→ OBJECTIVE
Skip any picture you find and retype all the remaining lines exactly.
─── INFORMATION GIVEN
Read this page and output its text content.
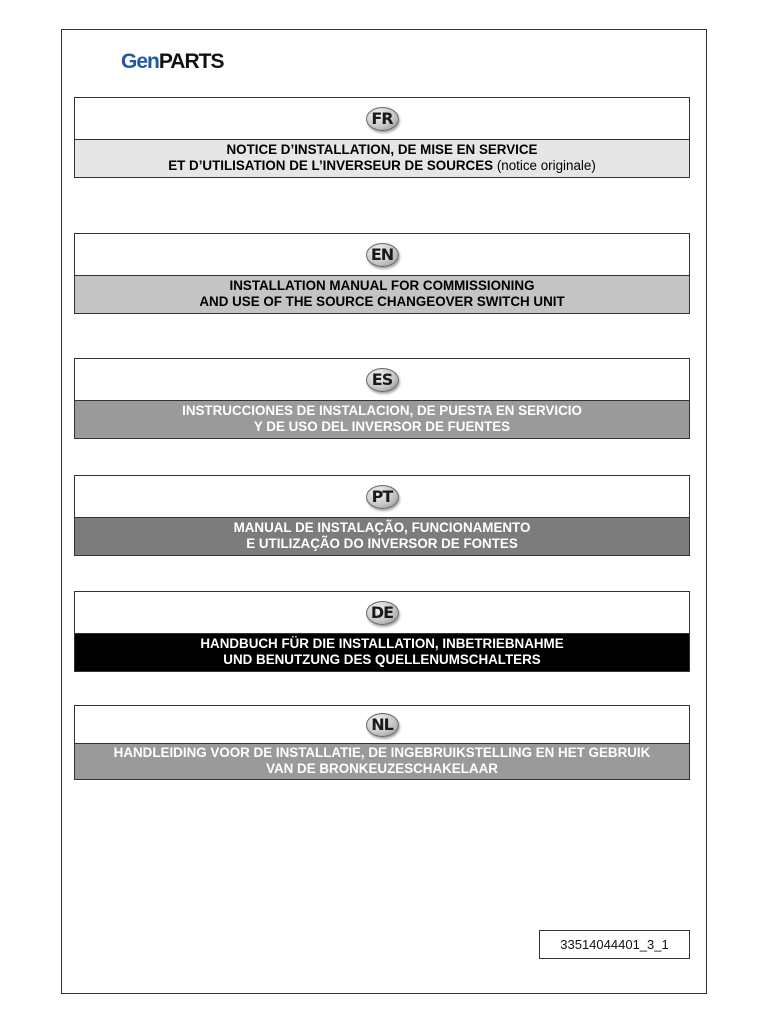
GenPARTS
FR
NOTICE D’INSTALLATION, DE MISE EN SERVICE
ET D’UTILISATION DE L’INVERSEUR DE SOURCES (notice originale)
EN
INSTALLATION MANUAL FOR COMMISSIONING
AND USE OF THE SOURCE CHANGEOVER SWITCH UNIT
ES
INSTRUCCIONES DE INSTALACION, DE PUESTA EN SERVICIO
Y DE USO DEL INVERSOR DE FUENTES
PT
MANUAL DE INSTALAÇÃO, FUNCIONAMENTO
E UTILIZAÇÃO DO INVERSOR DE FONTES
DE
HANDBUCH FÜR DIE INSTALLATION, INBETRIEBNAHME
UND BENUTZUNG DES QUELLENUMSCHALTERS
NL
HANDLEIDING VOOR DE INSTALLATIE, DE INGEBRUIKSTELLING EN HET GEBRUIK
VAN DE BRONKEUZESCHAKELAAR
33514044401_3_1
──────
→ COMPLETE RESPONSE
Read this page and output its text content.
GenPARTS
FR
NOTICE D’INSTALLATION, DE MISE EN SERVICE
ET D’UTILISATION DE L’INVERSEUR DE SOURCES (notice originale)
EN
INSTALLATION MANUAL FOR COMMISSIONING
AND USE OF THE SOURCE CHANGEOVER SWITCH UNIT
ES
INSTRUCCIONES DE INSTALACION, DE PUESTA EN SERVICIO
Y DE USO DEL INVERSOR DE FUENTES
PT
MANUAL DE INSTALAÇÃO, FUNCIONAMENTO
E UTILIZAÇÃO DO INVERSOR DE FONTES
DE
HANDBUCH FÜR DIE INSTALLATION, INBETRIEBNAHME
UND BENUTZUNG DES QUELLENUMSCHALTERS
NL
HANDLEIDING VOOR DE INSTALLATIE, DE INGEBRUIKSTELLING EN HET GEBRUIK
VAN DE BRONKEUZESCHAKELAAR
33514044401_3_1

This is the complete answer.